>> begin Data to process

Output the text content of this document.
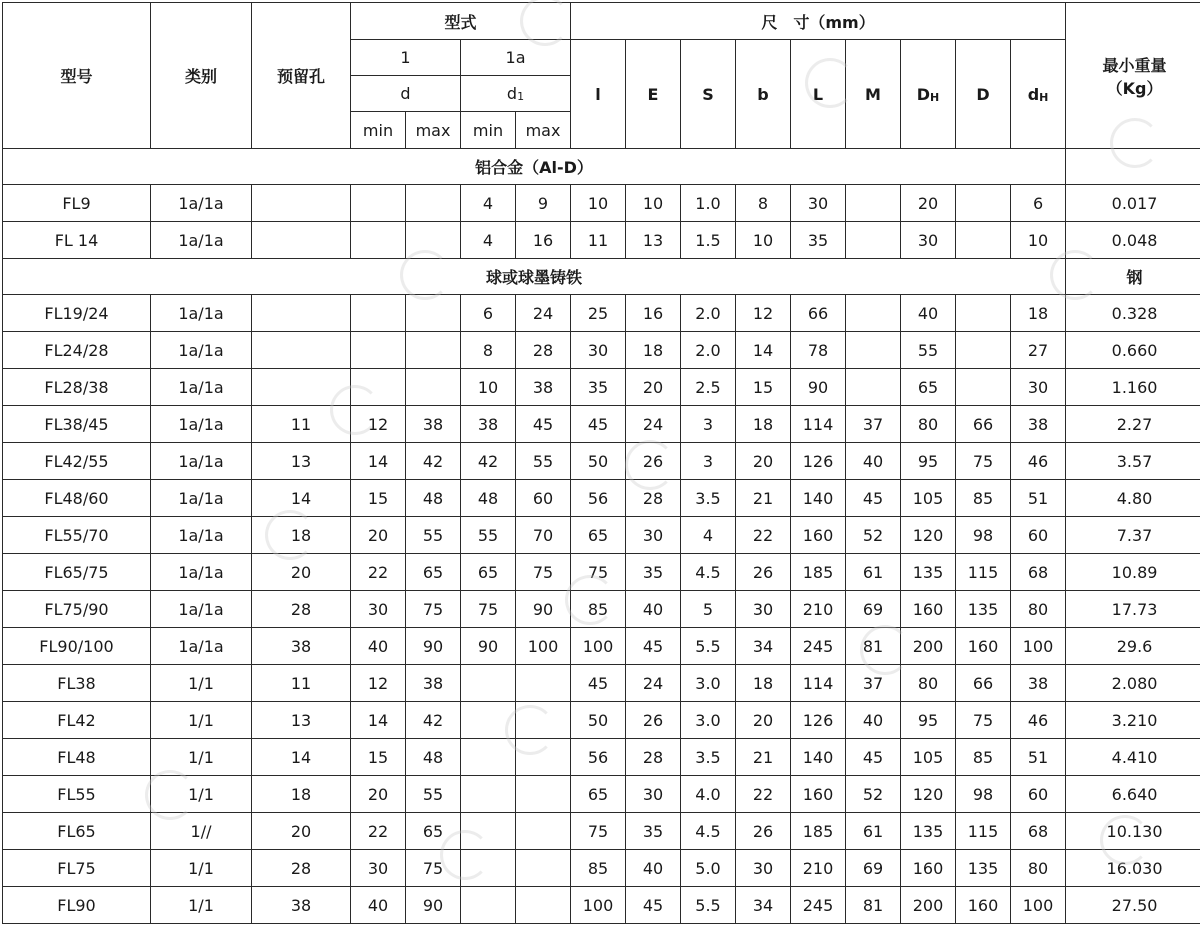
型号	类别	预留孔	型式				尺　寸（mm）									最小重量
（Kg）

			1		1a		l	E	S	b	L	M	DH	D	dH	
			d		d1											
			min	max	min	max										
铝合金（Al-D）																
FL9	1a/1a				4	9	10	10	1.0	8	30		20		6	0.017
FL 14	1a/1a				4	16	11	13	1.5	10	35		30		10	0.048
球或球墨铸铁																钢
FL19/24	1a/1a				6	24	25	16	2.0	12	66		40		18	0.328
FL24/28	1a/1a				8	28	30	18	2.0	14	78		55		27	0.660
FL28/38	1a/1a				10	38	35	20	2.5	15	90		65		30	1.160
FL38/45	1a/1a	11	12	38	38	45	45	24	3	18	114	37	80	66	38	2.27
FL42/55	1a/1a	13	14	42	42	55	50	26	3	20	126	40	95	75	46	3.57
FL48/60	1a/1a	14	15	48	48	60	56	28	3.5	21	140	45	105	85	51	4.80
FL55/70	1a/1a	18	20	55	55	70	65	30	4	22	160	52	120	98	60	7.37
FL65/75	1a/1a	20	22	65	65	75	75	35	4.5	26	185	61	135	115	68	10.89
FL75/90	1a/1a	28	30	75	75	90	85	40	5	30	210	69	160	135	80	17.73
FL90/100	1a/1a	38	40	90	90	100	100	45	5.5	34	245	81	200	160	100	29.6
FL38	1/1	11	12	38			45	24	3.0	18	114	37	80	66	38	2.080
FL42	1/1	13	14	42			50	26	3.0	20	126	40	95	75	46	3.210
FL48	1/1	14	15	48			56	28	3.5	21	140	45	105	85	51	4.410
FL55	1/1	18	20	55			65	30	4.0	22	160	52	120	98	60	6.640
FL65	1//	20	22	65			75	35	4.5	26	185	61	135	115	68	10.130
FL75	1/1	28	30	75			85	40	5.0	30	210	69	160	135	80	16.030
FL90	1/1	38	40	90			100	45	5.5	34	245	81	200	160	100	27.50
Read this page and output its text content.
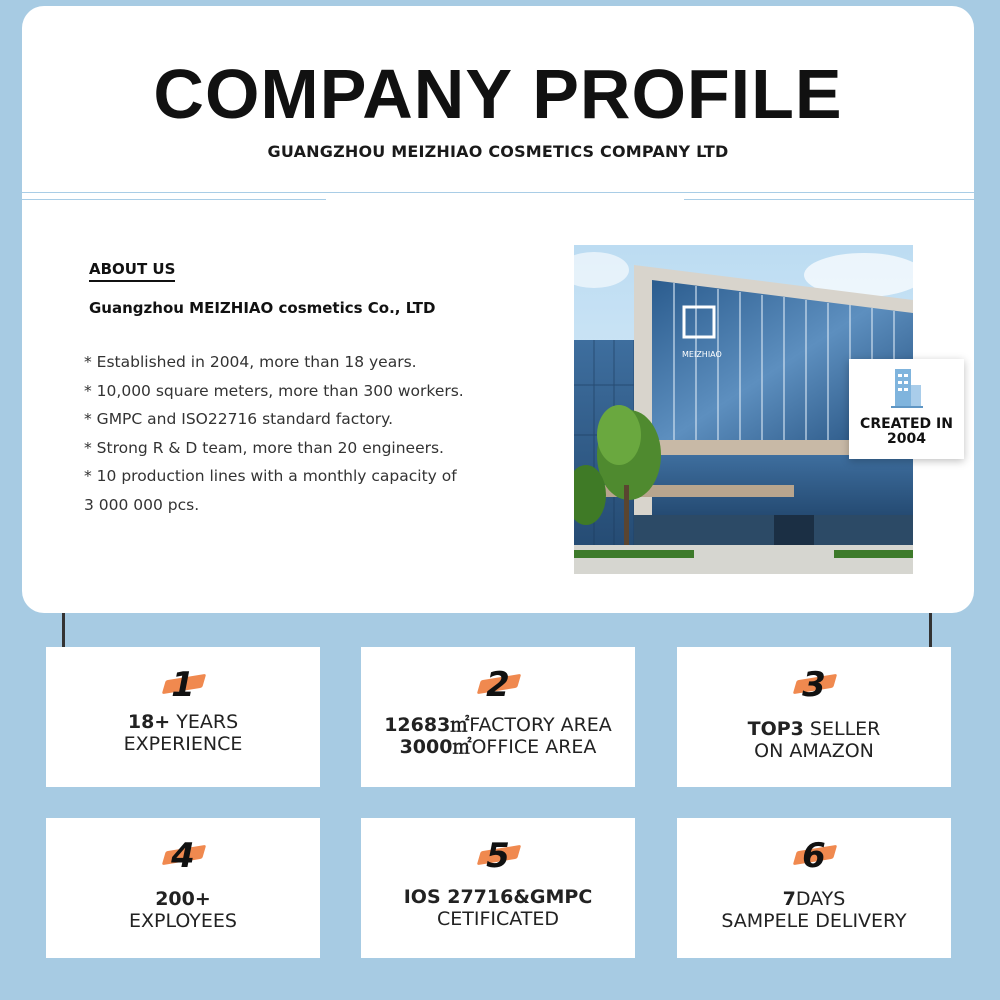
COMPANY PROFILE
GUANGZHOU MEIZHIAO COSMETICS COMPANY LTD
ABOUT US
Guangzhou MEIZHIAO cosmetics Co., LTD
* Established in 2004, more than 18 years.
* 10,000 square meters, more than 300 workers.
* GMPC and ISO22716 standard factory.
* Strong R & D team, more than 20 engineers.
* 10 production lines with a monthly capacity of
3 000 000 pcs.
MEIZHIAO
CREATED IN
2004
1
18+ YEARS
EXPERIENCE
2
12683㎡FACTORY AREA
3000㎡OFFICE AREA
3
TOP3 SELLER
ON AMAZON
4
200+
EXPLOYEES
5
IOS 27716&GMPC
CETIFICATED
6
7DAYS
SAMPELE DELIVERY
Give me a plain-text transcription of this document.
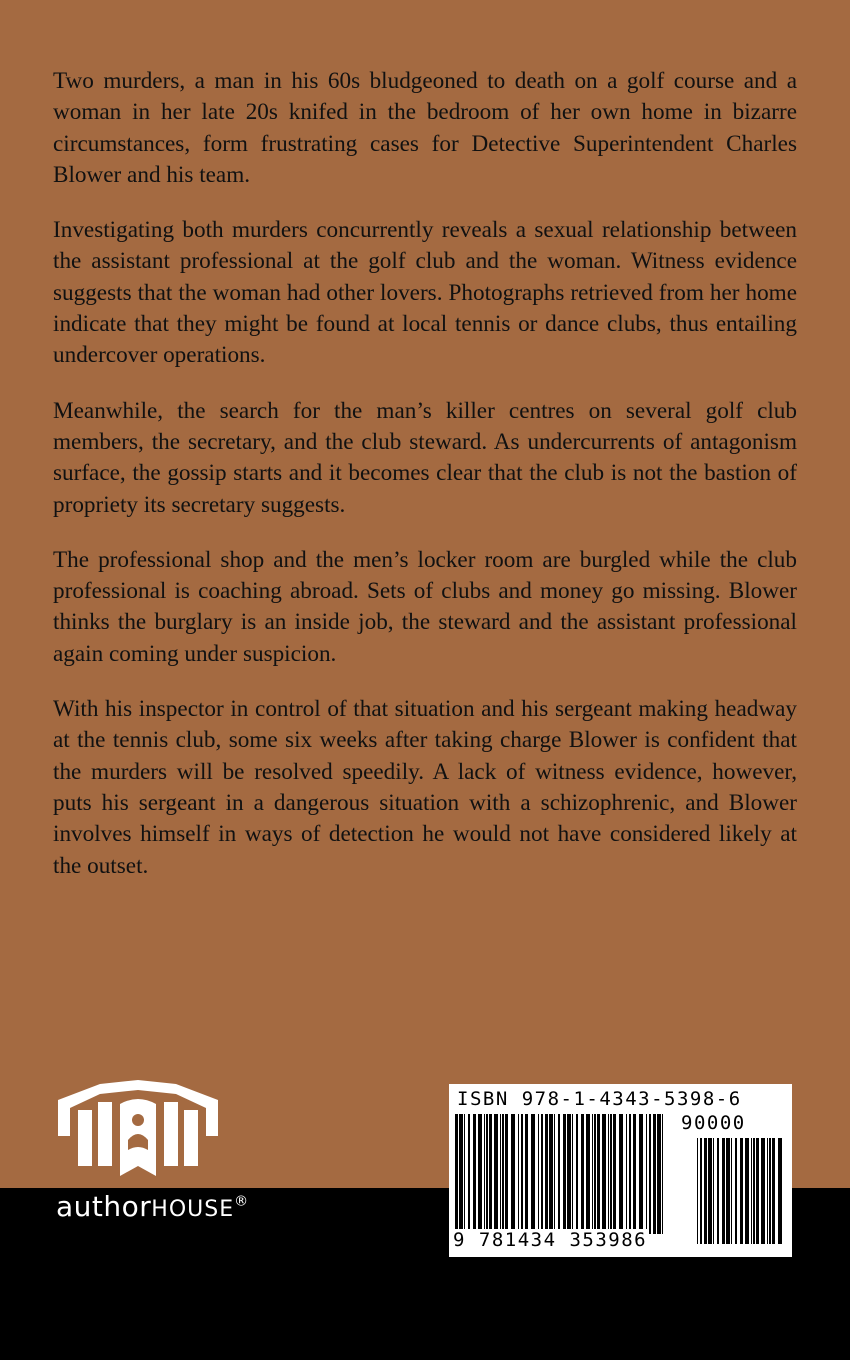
Two murders, a man in his 60s bludgeoned to death on a golf course and a woman in her late 20s knifed in the bedroom of her own home in bizarre circumstances, form frustrating cases for Detective Superintendent Charles Blower and his team.

Investigating both murders concurrently reveals a sexual relationship between the assistant professional at the golf club and the woman. Witness evidence suggests that the woman had other lovers. Photographs retrieved from her home indicate that they might be found at local tennis or dance clubs, thus entailing undercover operations.

Meanwhile, the search for the man’s killer centres on several golf club members, the secretary, and the club steward. As undercurrents of antagonism surface, the gossip starts and it becomes clear that the club is not the bastion of propriety its secretary suggests.

The professional shop and the men’s locker room are burgled while the club professional is coaching abroad. Sets of clubs and money go missing. Blower thinks the burglary is an inside job, the steward and the assistant professional again coming under suspicion.

With his inspector in control of that situation and his sergeant making headway at the tennis club, some six weeks after taking charge Blower is confident that the murders will be resolved speedily. A lack of witness evidence, however, puts his sergeant in a dangerous situation with a schizophrenic, and Blower involves himself in ways of detection he would not have considered likely at the outset.

authorHOUSE®
ISBN 978-1-4343-5398-6
90000
9 781434 353986
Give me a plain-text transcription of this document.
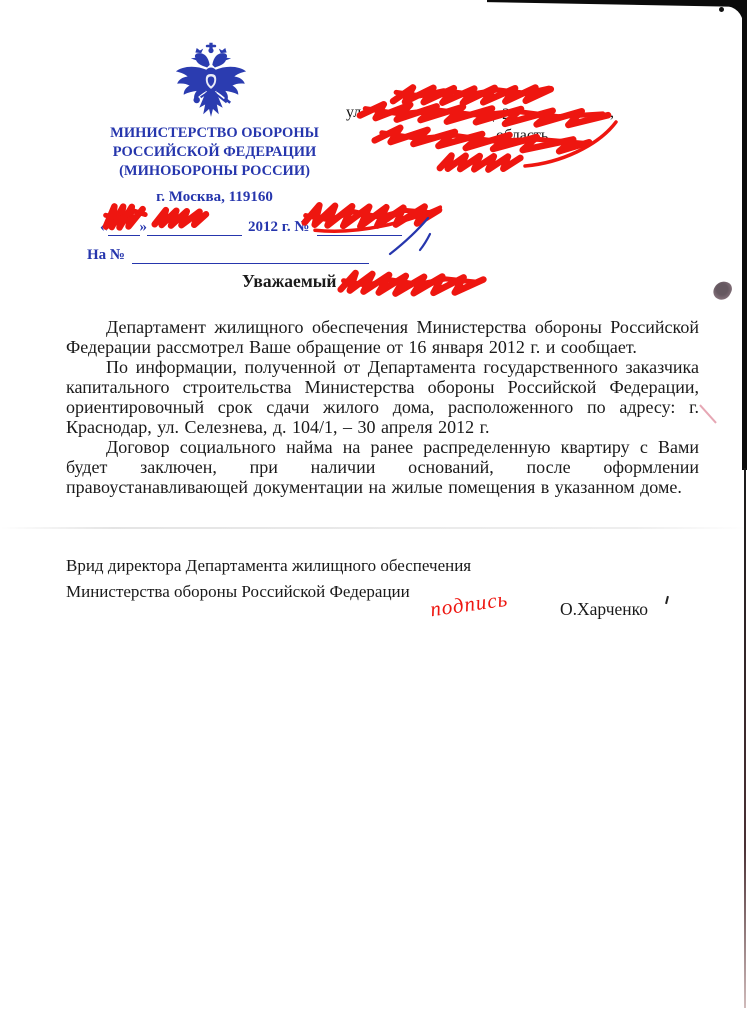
МИНИСТЕРСТВО ОБОРОНЫ
РОССИЙСКОЙ ФЕДЕРАЦИИ
(МИНОБОРОНЫ РОССИИ)
г. Москва, 119160
« »	2012 г. №
На №
ул	, д. 22	,
область,
Уважаемый

Департамент жилищного обеспечения Министерства обороны Российской Федерации рассмотрел Ваше обращение от 16 января 2012 г. и сообщает.

По информации, полученной от Департамента государственного заказчика капитального строительства Министерства обороны Российской Федерации, ориентировочный срок сдачи жилого дома, расположенного по адресу: г. Краснодар, ул. Селезнева, д. 104/1, – 30 апреля 2012 г.

Договор социального найма на ранее распределенную квартиру с Вами будет заключен, при наличии оснований, после оформлении правоустанавливающей документации на жилые помещения в указанном доме.

Врид директора Департамента жилищного обеспечения
Министерства обороны Российской Федерации подпись	О.Харченко
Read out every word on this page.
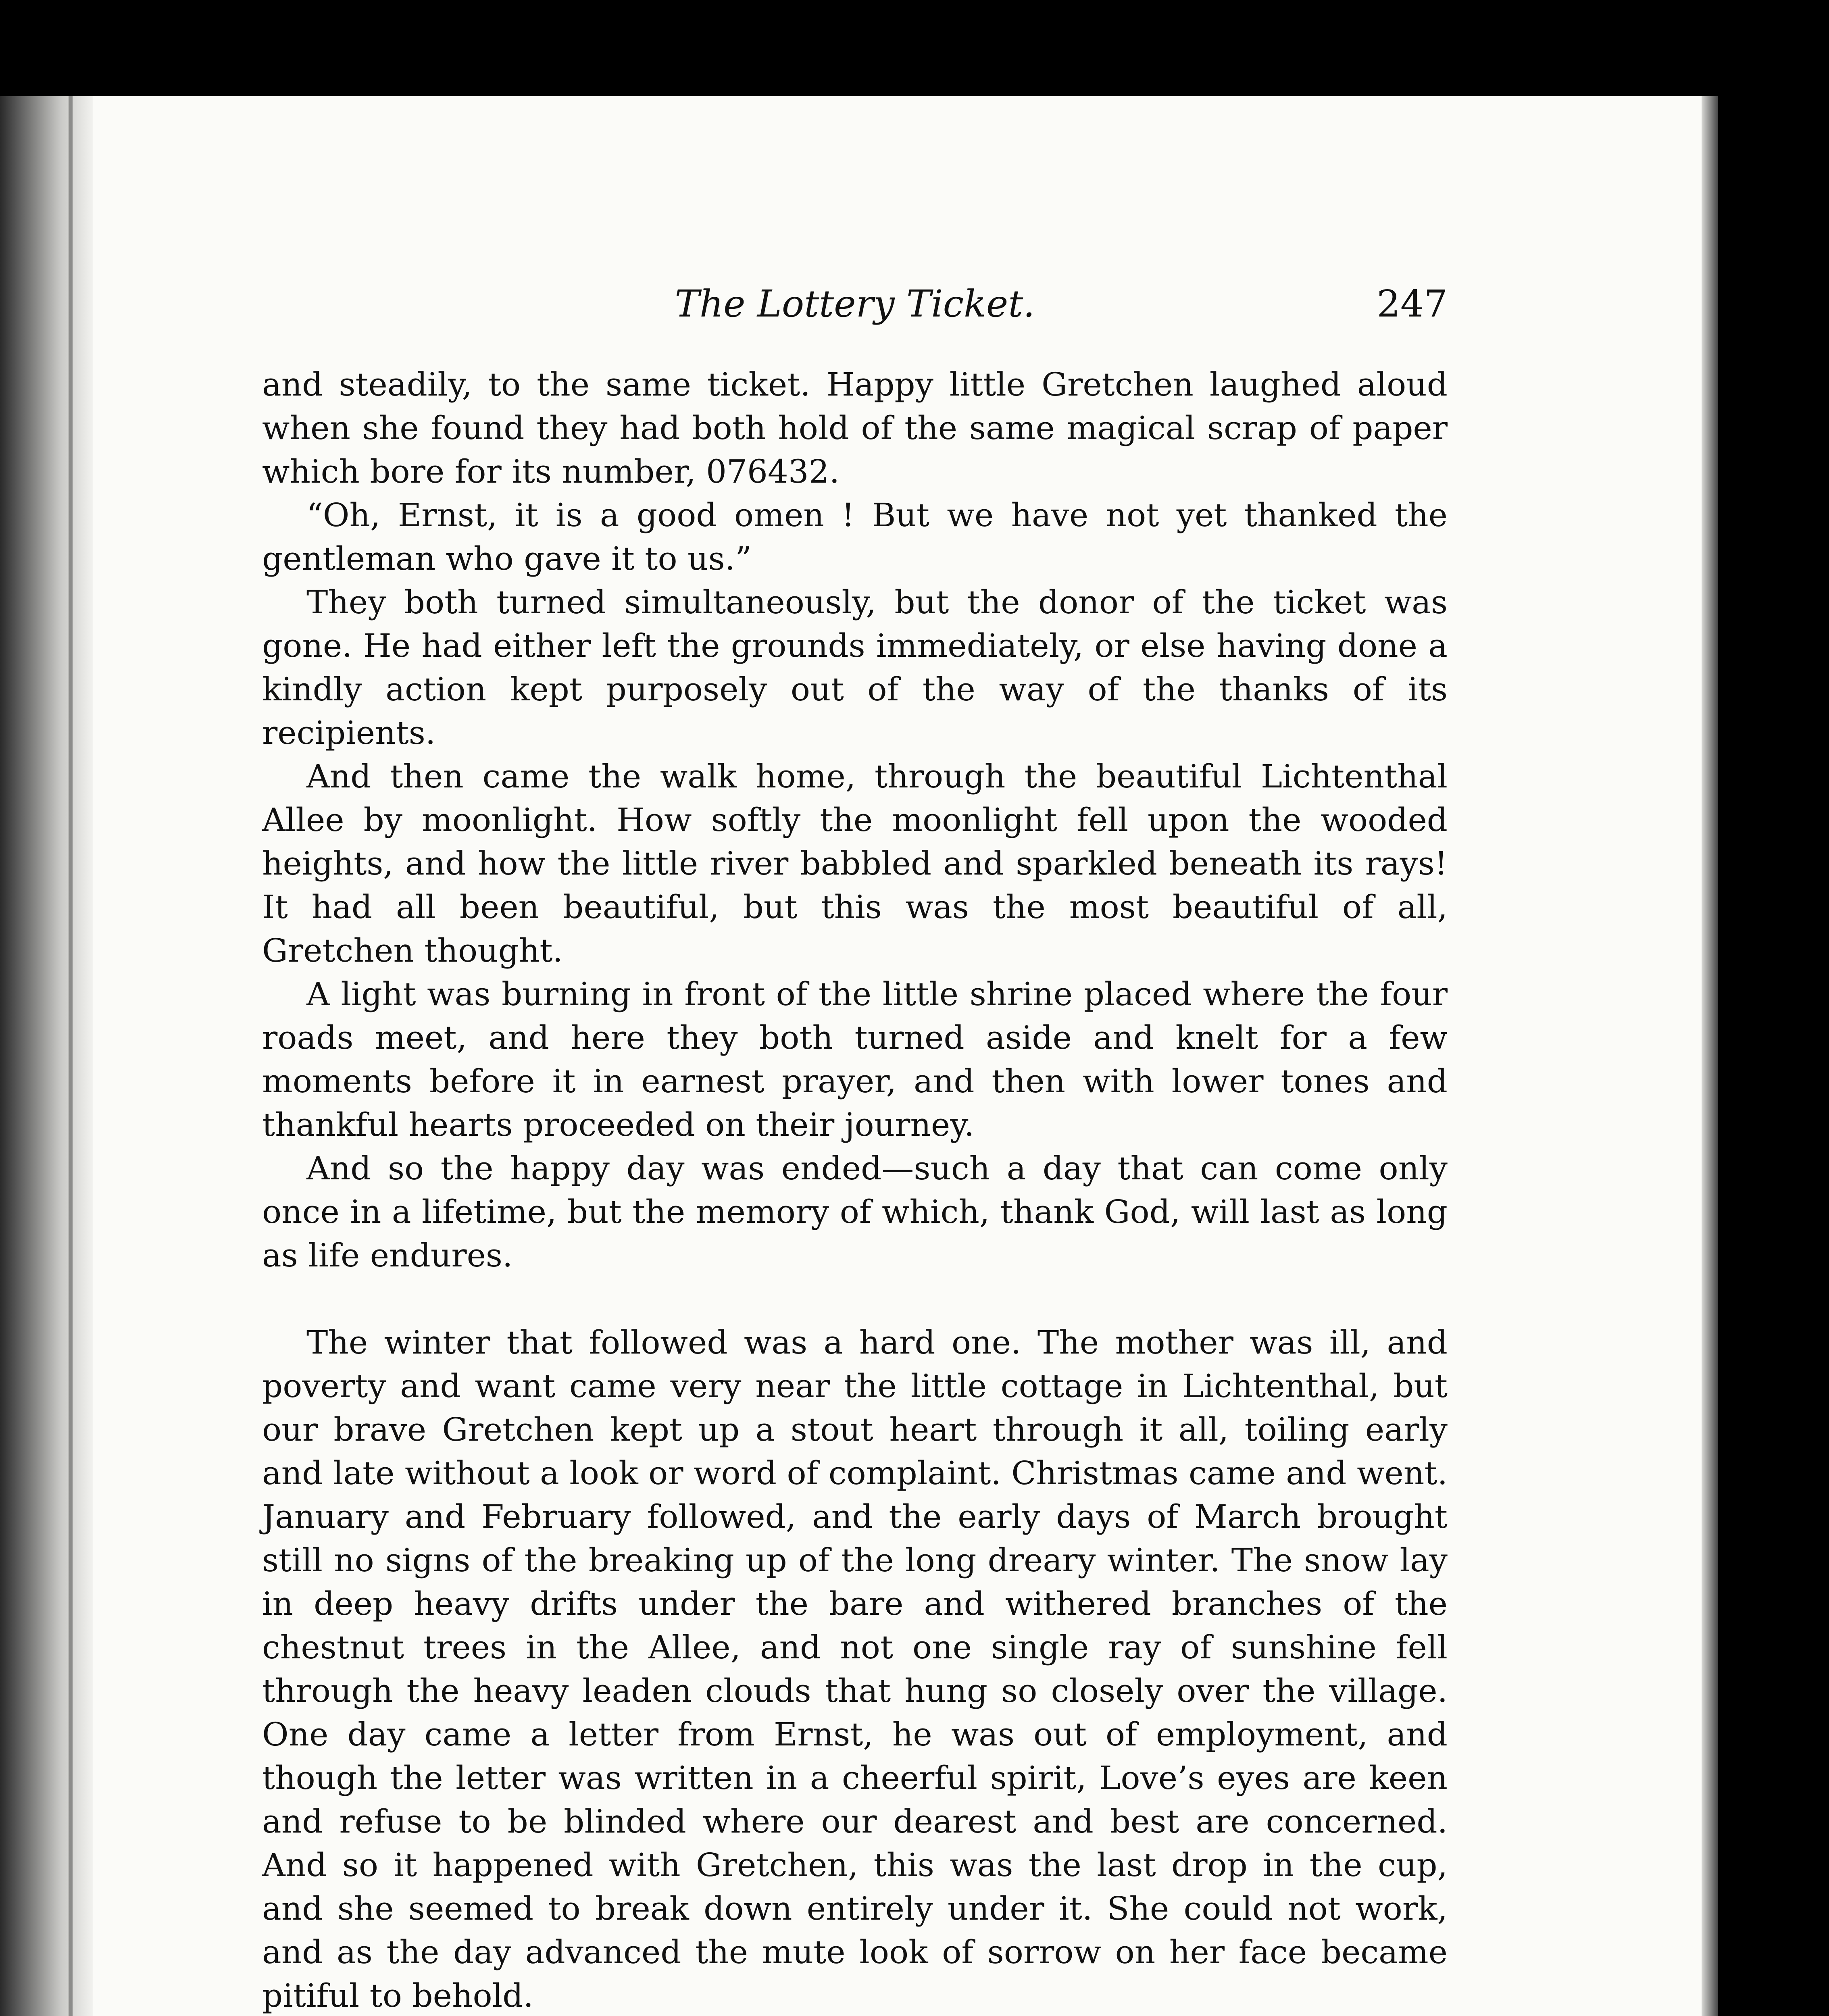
The Lottery Ticket.	247

and steadily, to the same ticket. Happy little Gretchen laughed aloud when she found they had both hold of the same magical scrap of paper which bore for its number, 076432.

“Oh, Ernst, it is a good omen ! But we have not yet thanked the gentleman who gave it to us.”

They both turned simultaneously, but the donor of the ticket was gone. He had either left the grounds immediately, or else having done a kindly action kept purposely out of the way of the thanks of its recipients.

And then came the walk home, through the beautiful Lichtenthal Allee by moonlight. How softly the moonlight fell upon the wooded heights, and how the little river babbled and sparkled beneath its rays! It had all been beautiful, but this was the most beautiful of all, Gretchen thought.

A light was burning in front of the little shrine placed where the four roads meet, and here they both turned aside and knelt for a few moments before it in earnest prayer, and then with lower tones and thankful hearts proceeded on their journey.

And so the happy day was ended—such a day that can come only once in a lifetime, but the memory of which, thank God, will last as long as life endures.

The winter that followed was a hard one. The mother was ill, and poverty and want came very near the little cottage in Lichtenthal, but our brave Gretchen kept up a stout heart through it all, toiling early and late without a look or word of complaint. Christmas came and went. January and February followed, and the early days of March brought still no signs of the breaking up of the long dreary winter. The snow lay in deep heavy drifts under the bare and withered branches of the chestnut trees in the Allee, and not one single ray of sunshine fell through the heavy leaden clouds that hung so closely over the village. One day came a letter from Ernst, he was out of employment, and though the letter was written in a cheerful spirit, Love’s eyes are keen and refuse to be blinded where our dearest and best are concerned. And so it happened with Gretchen, this was the last drop in the cup, and she seemed to break down entirely under it. She could not work, and as the day advanced the mute look of sorrow on her face became pitiful to behold.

>> end Data to process

[Exercise] Copy all lines of the listing above that contain the string "golf".

[Complete output]
Two murders, a man in his 60s bludgeoned to death on a golf course and a woman in her late 20s knifed in the bedroom of her own home in bizarre circumstances, form frustrating cases for Detective Superintendent Charles Blower and his team.
Investigating both murders concurrently reveals a sexual relationship between the assistant professional at the golf club and the woman. Witness evidence suggests that the woman had other lovers. Photographs retrieved from her home indicate that they might be found at local tennis or dance clubs, thus entailing undercover operations.
Meanwhile, the search for the man’s killer centres on several golf club members, the secretary, and the club steward. As undercurrents of antagonism surface, the gossip starts and it becomes clear that the club is not the bastion of propriety its secretary suggests.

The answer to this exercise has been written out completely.